- _Required work_
**1)** Shorten the paragraph of the cookie recipe that begins "This recipe yields about" into one concise sentence that keeps its main facts.
**2)** Write a continuation of the cookie recipe, starting right after its last sentence.

- _Source excerpt_
Great name. This is the chocolate chip cookie recipe I always use. It's the original Nestle Tollhouse cookie recipe and has never failed me yet.

This recipe yields about 3-4 dozen cookies depending on how big ya make them. And I'll put the recipe in cups and spoons instead of lbs and ounces

1 cup + 2 tbsp cake flour, sifted
1/2 tsp baking soda
1/2 tsp salt
1/2 cup of softened butter
6 TBSP sugar
6 TBSP packed brown sugar
1/2 tsp vanila extract
1/4 tsp water
1 egg
1 package(6oz or 1c.) of choc chips( any brand is good, It calls for toll house but that doesn't matter) I usually put in about a cup and a half maybe a little less but I like my chocolate.

- _Stored data_
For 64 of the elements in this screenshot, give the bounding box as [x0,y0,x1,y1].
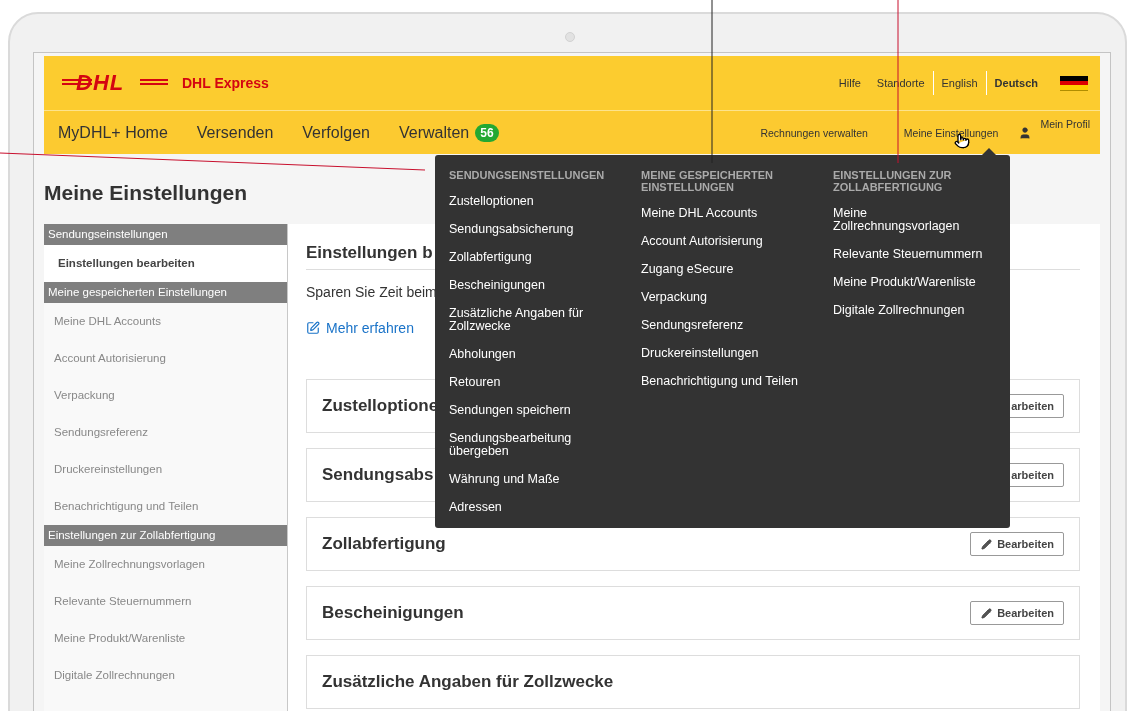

- _Results in order_
**1)** The recipe makes about 3–4 dozen cookies, depending on their size, and its measurements are given in cups and spoons rather than pounds and ounces.

**2)**
You can also add some chopped nuts of your choice if ya want. I don't as one of my daughters friends has a nut allergy.

preheat oven to 375 F

1. Sift flour,baking soda,and salt together and set aside

2. Combine butter, sugars, vanilla, water and beat till creammy. beat uin the egg than add the flour mixture. Stir in Chocolate chips.

3. Drop approx. half teaspoon of dough on greased cookie sheet. Bake for 9-12 minutes or until golden and not burnt on bottom.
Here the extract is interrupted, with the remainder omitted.